• [Record extracts]

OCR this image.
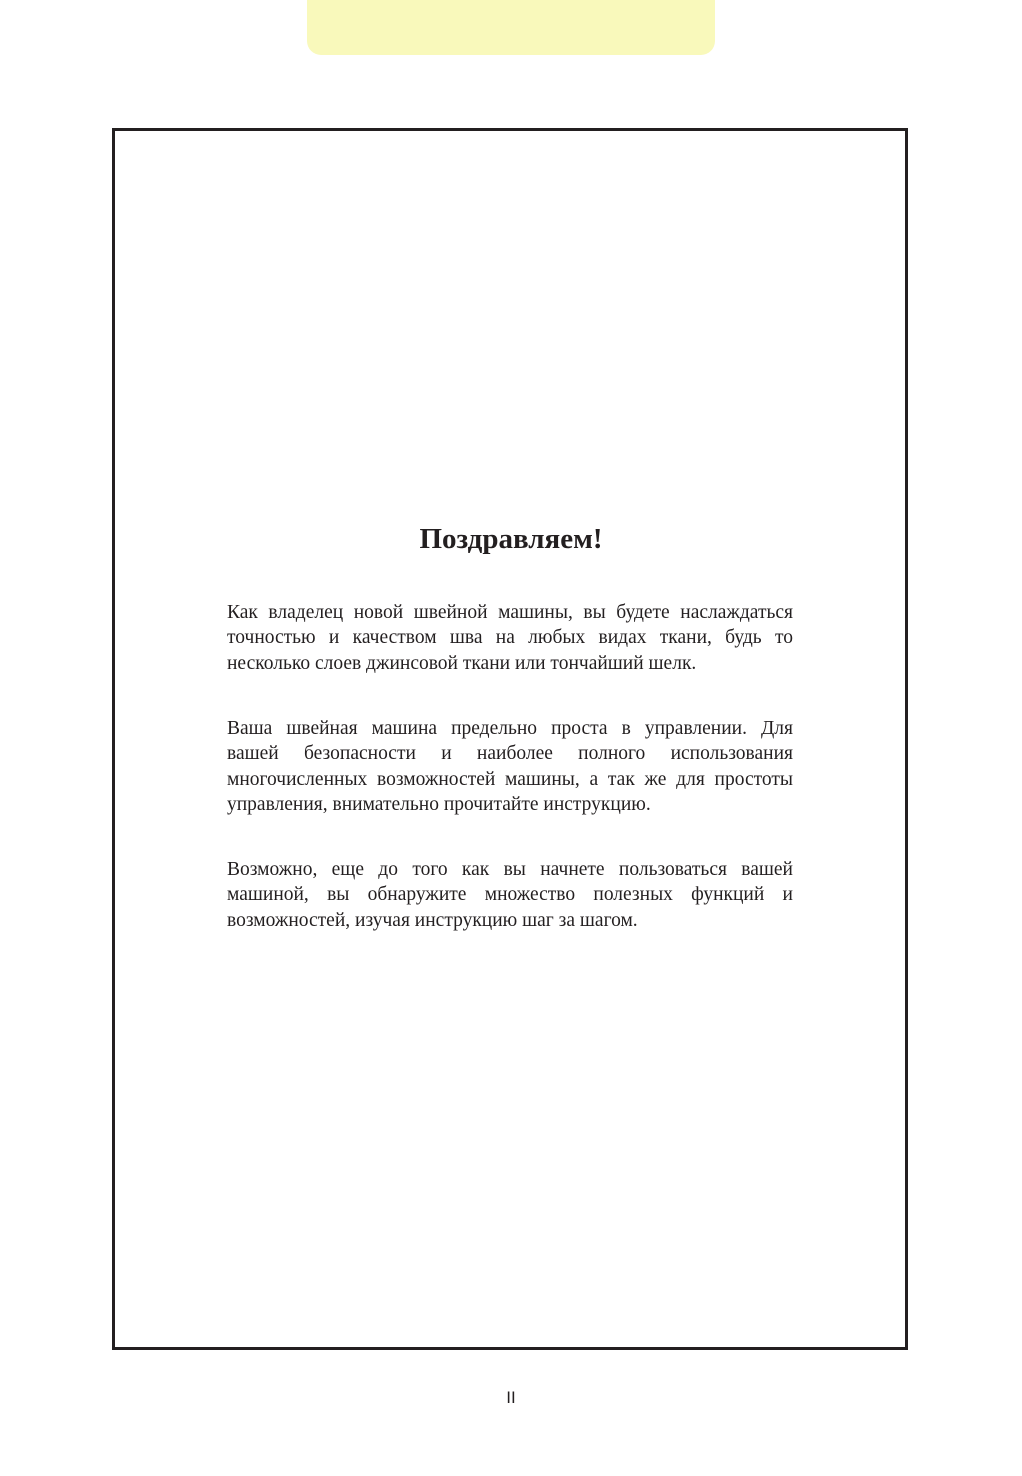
Поздравляем!
Как владелец новой швейной машины, вы будете наслаждаться
точностью и качеством шва на любых видах ткани, будь то
несколько слоев джинсовой ткани или тончайший шелк.
Ваша швейная машина предельно проста в управлении. Для
вашей безопасности и наиболее полного использования
многочисленных возможностей машины, а так же для простоты
управления, внимательно прочитайте инструкцию.
Возможно, еще до того как вы начнете пользоваться вашей
машиной, вы обнаружите множество полезных функций и
возможностей, изучая инструкцию шаг за шагом.
II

• [To do] Each entry should be repeated exactly as it appears; the pictures stay out.

• [Correct response]
OCR this image.
Поздравляем!
Как владелец новой швейной машины, вы будете наслаждаться
точностью и качеством шва на любых видах ткани, будь то
несколько слоев джинсовой ткани или тончайший шелк.
Ваша швейная машина предельно проста в управлении. Для
вашей безопасности и наиболее полного использования
многочисленных возможностей машины, а так же для простоты
управления, внимательно прочитайте инструкцию.
Возможно, еще до того как вы начнете пользоваться вашей
машиной, вы обнаружите множество полезных функций и
возможностей, изучая инструкцию шаг за шагом.
II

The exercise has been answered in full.